Data extracted from a collection -
----

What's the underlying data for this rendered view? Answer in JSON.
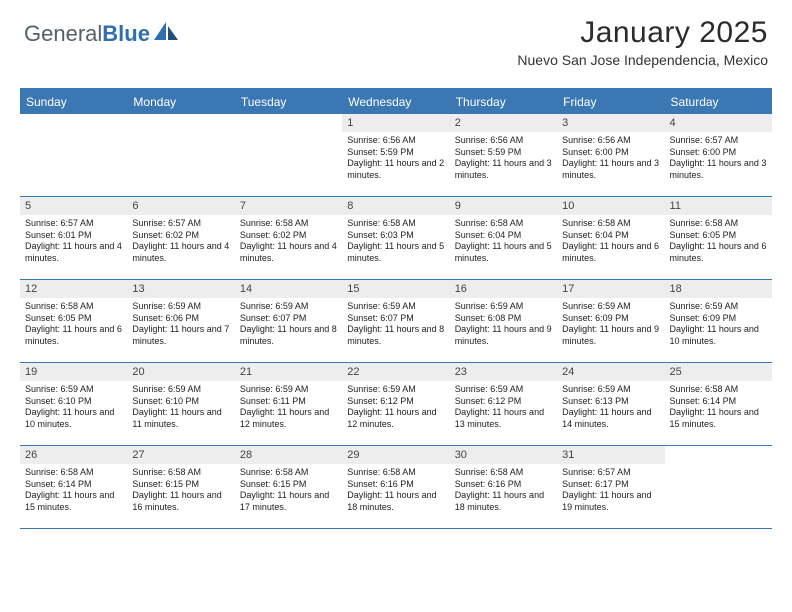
{
  "logo": {
    "text_general": "General",
    "text_blue": "Blue"
  },
  "header": {
    "title": "January 2025",
    "subtitle": "Nuevo San Jose Independencia, Mexico"
  },
  "colors": {
    "header_bar": "#3b78b3",
    "daynum_bg": "#ededed",
    "border": "#3b78b3"
  },
  "dayheaders": [
    "Sunday",
    "Monday",
    "Tuesday",
    "Wednesday",
    "Thursday",
    "Friday",
    "Saturday"
  ],
  "weeks": [
    [
      null,
      null,
      null,
      {
        "n": "1",
        "sr": "Sunrise: 6:56 AM",
        "ss": "Sunset: 5:59 PM",
        "dl": "Daylight: 11 hours and 2 minutes."
      },
      {
        "n": "2",
        "sr": "Sunrise: 6:56 AM",
        "ss": "Sunset: 5:59 PM",
        "dl": "Daylight: 11 hours and 3 minutes."
      },
      {
        "n": "3",
        "sr": "Sunrise: 6:56 AM",
        "ss": "Sunset: 6:00 PM",
        "dl": "Daylight: 11 hours and 3 minutes."
      },
      {
        "n": "4",
        "sr": "Sunrise: 6:57 AM",
        "ss": "Sunset: 6:00 PM",
        "dl": "Daylight: 11 hours and 3 minutes."
      }
    ],
    [
      {
        "n": "5",
        "sr": "Sunrise: 6:57 AM",
        "ss": "Sunset: 6:01 PM",
        "dl": "Daylight: 11 hours and 4 minutes."
      },
      {
        "n": "6",
        "sr": "Sunrise: 6:57 AM",
        "ss": "Sunset: 6:02 PM",
        "dl": "Daylight: 11 hours and 4 minutes."
      },
      {
        "n": "7",
        "sr": "Sunrise: 6:58 AM",
        "ss": "Sunset: 6:02 PM",
        "dl": "Daylight: 11 hours and 4 minutes."
      },
      {
        "n": "8",
        "sr": "Sunrise: 6:58 AM",
        "ss": "Sunset: 6:03 PM",
        "dl": "Daylight: 11 hours and 5 minutes."
      },
      {
        "n": "9",
        "sr": "Sunrise: 6:58 AM",
        "ss": "Sunset: 6:04 PM",
        "dl": "Daylight: 11 hours and 5 minutes."
      },
      {
        "n": "10",
        "sr": "Sunrise: 6:58 AM",
        "ss": "Sunset: 6:04 PM",
        "dl": "Daylight: 11 hours and 6 minutes."
      },
      {
        "n": "11",
        "sr": "Sunrise: 6:58 AM",
        "ss": "Sunset: 6:05 PM",
        "dl": "Daylight: 11 hours and 6 minutes."
      }
    ],
    [
      {
        "n": "12",
        "sr": "Sunrise: 6:58 AM",
        "ss": "Sunset: 6:05 PM",
        "dl": "Daylight: 11 hours and 6 minutes."
      },
      {
        "n": "13",
        "sr": "Sunrise: 6:59 AM",
        "ss": "Sunset: 6:06 PM",
        "dl": "Daylight: 11 hours and 7 minutes."
      },
      {
        "n": "14",
        "sr": "Sunrise: 6:59 AM",
        "ss": "Sunset: 6:07 PM",
        "dl": "Daylight: 11 hours and 8 minutes."
      },
      {
        "n": "15",
        "sr": "Sunrise: 6:59 AM",
        "ss": "Sunset: 6:07 PM",
        "dl": "Daylight: 11 hours and 8 minutes."
      },
      {
        "n": "16",
        "sr": "Sunrise: 6:59 AM",
        "ss": "Sunset: 6:08 PM",
        "dl": "Daylight: 11 hours and 9 minutes."
      },
      {
        "n": "17",
        "sr": "Sunrise: 6:59 AM",
        "ss": "Sunset: 6:09 PM",
        "dl": "Daylight: 11 hours and 9 minutes."
      },
      {
        "n": "18",
        "sr": "Sunrise: 6:59 AM",
        "ss": "Sunset: 6:09 PM",
        "dl": "Daylight: 11 hours and 10 minutes."
      }
    ],
    [
      {
        "n": "19",
        "sr": "Sunrise: 6:59 AM",
        "ss": "Sunset: 6:10 PM",
        "dl": "Daylight: 11 hours and 10 minutes."
      },
      {
        "n": "20",
        "sr": "Sunrise: 6:59 AM",
        "ss": "Sunset: 6:10 PM",
        "dl": "Daylight: 11 hours and 11 minutes."
      },
      {
        "n": "21",
        "sr": "Sunrise: 6:59 AM",
        "ss": "Sunset: 6:11 PM",
        "dl": "Daylight: 11 hours and 12 minutes."
      },
      {
        "n": "22",
        "sr": "Sunrise: 6:59 AM",
        "ss": "Sunset: 6:12 PM",
        "dl": "Daylight: 11 hours and 12 minutes."
      },
      {
        "n": "23",
        "sr": "Sunrise: 6:59 AM",
        "ss": "Sunset: 6:12 PM",
        "dl": "Daylight: 11 hours and 13 minutes."
      },
      {
        "n": "24",
        "sr": "Sunrise: 6:59 AM",
        "ss": "Sunset: 6:13 PM",
        "dl": "Daylight: 11 hours and 14 minutes."
      },
      {
        "n": "25",
        "sr": "Sunrise: 6:58 AM",
        "ss": "Sunset: 6:14 PM",
        "dl": "Daylight: 11 hours and 15 minutes."
      }
    ],
    [
      {
        "n": "26",
        "sr": "Sunrise: 6:58 AM",
        "ss": "Sunset: 6:14 PM",
        "dl": "Daylight: 11 hours and 15 minutes."
      },
      {
        "n": "27",
        "sr": "Sunrise: 6:58 AM",
        "ss": "Sunset: 6:15 PM",
        "dl": "Daylight: 11 hours and 16 minutes."
      },
      {
        "n": "28",
        "sr": "Sunrise: 6:58 AM",
        "ss": "Sunset: 6:15 PM",
        "dl": "Daylight: 11 hours and 17 minutes."
      },
      {
        "n": "29",
        "sr": "Sunrise: 6:58 AM",
        "ss": "Sunset: 6:16 PM",
        "dl": "Daylight: 11 hours and 18 minutes."
      },
      {
        "n": "30",
        "sr": "Sunrise: 6:58 AM",
        "ss": "Sunset: 6:16 PM",
        "dl": "Daylight: 11 hours and 18 minutes."
      },
      {
        "n": "31",
        "sr": "Sunrise: 6:57 AM",
        "ss": "Sunset: 6:17 PM",
        "dl": "Daylight: 11 hours and 19 minutes."
      },
      null
    ]
  ]
}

----

Task prompt -
Exactly as written, return every line of the listing, but not the pictures.

Exercise solution -
What's the underlying data for this rendered view? Answer in JSON.
{
  "logo": {
    "text_general": "General",
    "text_blue": "Blue"
  },
  "header": {
    "title": "January 2025",
    "subtitle": "Nuevo San Jose Independencia, Mexico"
  },
  "colors": {
    "header_bar": "#3b78b3",
    "daynum_bg": "#ededed",
    "border": "#3b78b3"
  },
  "dayheaders": [
    "Sunday",
    "Monday",
    "Tuesday",
    "Wednesday",
    "Thursday",
    "Friday",
    "Saturday"
  ],
  "weeks": [
    [
      null,
      null,
      null,
      {
        "n": "1",
        "sr": "Sunrise: 6:56 AM",
        "ss": "Sunset: 5:59 PM",
        "dl": "Daylight: 11 hours and 2 minutes."
      },
      {
        "n": "2",
        "sr": "Sunrise: 6:56 AM",
        "ss": "Sunset: 5:59 PM",
        "dl": "Daylight: 11 hours and 3 minutes."
      },
      {
        "n": "3",
        "sr": "Sunrise: 6:56 AM",
        "ss": "Sunset: 6:00 PM",
        "dl": "Daylight: 11 hours and 3 minutes."
      },
      {
        "n": "4",
        "sr": "Sunrise: 6:57 AM",
        "ss": "Sunset: 6:00 PM",
        "dl": "Daylight: 11 hours and 3 minutes."
      }
    ],
    [
      {
        "n": "5",
        "sr": "Sunrise: 6:57 AM",
        "ss": "Sunset: 6:01 PM",
        "dl": "Daylight: 11 hours and 4 minutes."
      },
      {
        "n": "6",
        "sr": "Sunrise: 6:57 AM",
        "ss": "Sunset: 6:02 PM",
        "dl": "Daylight: 11 hours and 4 minutes."
      },
      {
        "n": "7",
        "sr": "Sunrise: 6:58 AM",
        "ss": "Sunset: 6:02 PM",
        "dl": "Daylight: 11 hours and 4 minutes."
      },
      {
        "n": "8",
        "sr": "Sunrise: 6:58 AM",
        "ss": "Sunset: 6:03 PM",
        "dl": "Daylight: 11 hours and 5 minutes."
      },
      {
        "n": "9",
        "sr": "Sunrise: 6:58 AM",
        "ss": "Sunset: 6:04 PM",
        "dl": "Daylight: 11 hours and 5 minutes."
      },
      {
        "n": "10",
        "sr": "Sunrise: 6:58 AM",
        "ss": "Sunset: 6:04 PM",
        "dl": "Daylight: 11 hours and 6 minutes."
      },
      {
        "n": "11",
        "sr": "Sunrise: 6:58 AM",
        "ss": "Sunset: 6:05 PM",
        "dl": "Daylight: 11 hours and 6 minutes."
      }
    ],
    [
      {
        "n": "12",
        "sr": "Sunrise: 6:58 AM",
        "ss": "Sunset: 6:05 PM",
        "dl": "Daylight: 11 hours and 6 minutes."
      },
      {
        "n": "13",
        "sr": "Sunrise: 6:59 AM",
        "ss": "Sunset: 6:06 PM",
        "dl": "Daylight: 11 hours and 7 minutes."
      },
      {
        "n": "14",
        "sr": "Sunrise: 6:59 AM",
        "ss": "Sunset: 6:07 PM",
        "dl": "Daylight: 11 hours and 8 minutes."
      },
      {
        "n": "15",
        "sr": "Sunrise: 6:59 AM",
        "ss": "Sunset: 6:07 PM",
        "dl": "Daylight: 11 hours and 8 minutes."
      },
      {
        "n": "16",
        "sr": "Sunrise: 6:59 AM",
        "ss": "Sunset: 6:08 PM",
        "dl": "Daylight: 11 hours and 9 minutes."
      },
      {
        "n": "17",
        "sr": "Sunrise: 6:59 AM",
        "ss": "Sunset: 6:09 PM",
        "dl": "Daylight: 11 hours and 9 minutes."
      },
      {
        "n": "18",
        "sr": "Sunrise: 6:59 AM",
        "ss": "Sunset: 6:09 PM",
        "dl": "Daylight: 11 hours and 10 minutes."
      }
    ],
    [
      {
        "n": "19",
        "sr": "Sunrise: 6:59 AM",
        "ss": "Sunset: 6:10 PM",
        "dl": "Daylight: 11 hours and 10 minutes."
      },
      {
        "n": "20",
        "sr": "Sunrise: 6:59 AM",
        "ss": "Sunset: 6:10 PM",
        "dl": "Daylight: 11 hours and 11 minutes."
      },
      {
        "n": "21",
        "sr": "Sunrise: 6:59 AM",
        "ss": "Sunset: 6:11 PM",
        "dl": "Daylight: 11 hours and 12 minutes."
      },
      {
        "n": "22",
        "sr": "Sunrise: 6:59 AM",
        "ss": "Sunset: 6:12 PM",
        "dl": "Daylight: 11 hours and 12 minutes."
      },
      {
        "n": "23",
        "sr": "Sunrise: 6:59 AM",
        "ss": "Sunset: 6:12 PM",
        "dl": "Daylight: 11 hours and 13 minutes."
      },
      {
        "n": "24",
        "sr": "Sunrise: 6:59 AM",
        "ss": "Sunset: 6:13 PM",
        "dl": "Daylight: 11 hours and 14 minutes."
      },
      {
        "n": "25",
        "sr": "Sunrise: 6:58 AM",
        "ss": "Sunset: 6:14 PM",
        "dl": "Daylight: 11 hours and 15 minutes."
      }
    ],
    [
      {
        "n": "26",
        "sr": "Sunrise: 6:58 AM",
        "ss": "Sunset: 6:14 PM",
        "dl": "Daylight: 11 hours and 15 minutes."
      },
      {
        "n": "27",
        "sr": "Sunrise: 6:58 AM",
        "ss": "Sunset: 6:15 PM",
        "dl": "Daylight: 11 hours and 16 minutes."
      },
      {
        "n": "28",
        "sr": "Sunrise: 6:58 AM",
        "ss": "Sunset: 6:15 PM",
        "dl": "Daylight: 11 hours and 17 minutes."
      },
      {
        "n": "29",
        "sr": "Sunrise: 6:58 AM",
        "ss": "Sunset: 6:16 PM",
        "dl": "Daylight: 11 hours and 18 minutes."
      },
      {
        "n": "30",
        "sr": "Sunrise: 6:58 AM",
        "ss": "Sunset: 6:16 PM",
        "dl": "Daylight: 11 hours and 18 minutes."
      },
      {
        "n": "31",
        "sr": "Sunrise: 6:57 AM",
        "ss": "Sunset: 6:17 PM",
        "dl": "Daylight: 11 hours and 19 minutes."
      },
      null
    ]
  ]
}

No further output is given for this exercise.